Dataset items
######

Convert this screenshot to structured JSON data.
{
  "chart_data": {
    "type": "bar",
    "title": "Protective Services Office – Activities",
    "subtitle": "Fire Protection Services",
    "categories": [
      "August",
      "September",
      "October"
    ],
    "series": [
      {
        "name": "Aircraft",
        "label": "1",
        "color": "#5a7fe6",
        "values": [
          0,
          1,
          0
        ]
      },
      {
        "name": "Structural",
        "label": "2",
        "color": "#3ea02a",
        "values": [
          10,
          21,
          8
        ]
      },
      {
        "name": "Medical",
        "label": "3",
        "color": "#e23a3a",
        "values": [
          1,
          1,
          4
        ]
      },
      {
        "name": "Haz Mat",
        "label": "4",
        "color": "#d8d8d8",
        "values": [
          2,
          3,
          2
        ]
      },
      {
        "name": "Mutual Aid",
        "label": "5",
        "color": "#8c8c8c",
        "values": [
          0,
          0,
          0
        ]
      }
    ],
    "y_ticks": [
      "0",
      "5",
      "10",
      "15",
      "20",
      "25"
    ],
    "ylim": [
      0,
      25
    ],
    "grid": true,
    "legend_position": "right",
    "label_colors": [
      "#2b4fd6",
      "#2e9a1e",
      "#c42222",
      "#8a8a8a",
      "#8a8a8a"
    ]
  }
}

######

Goal ::
Print the listing above in its entirety, with every line exact.

Result of this exercise ::
Convert this screenshot to structured JSON data.
{
  "chart_data": {
    "type": "bar",
    "title": "Protective Services Office – Activities",
    "subtitle": "Fire Protection Services",
    "categories": [
      "August",
      "September",
      "October"
    ],
    "series": [
      {
        "name": "Aircraft",
        "label": "1",
        "color": "#5a7fe6",
        "values": [
          0,
          1,
          0
        ]
      },
      {
        "name": "Structural",
        "label": "2",
        "color": "#3ea02a",
        "values": [
          10,
          21,
          8
        ]
      },
      {
        "name": "Medical",
        "label": "3",
        "color": "#e23a3a",
        "values": [
          1,
          1,
          4
        ]
      },
      {
        "name": "Haz Mat",
        "label": "4",
        "color": "#d8d8d8",
        "values": [
          2,
          3,
          2
        ]
      },
      {
        "name": "Mutual Aid",
        "label": "5",
        "color": "#8c8c8c",
        "values": [
          0,
          0,
          0
        ]
      }
    ],
    "y_ticks": [
      "0",
      "5",
      "10",
      "15",
      "20",
      "25"
    ],
    "ylim": [
      0,
      25
    ],
    "grid": true,
    "legend_position": "right",
    "label_colors": [
      "#2b4fd6",
      "#2e9a1e",
      "#c42222",
      "#8a8a8a",
      "#8a8a8a"
    ]
  }
}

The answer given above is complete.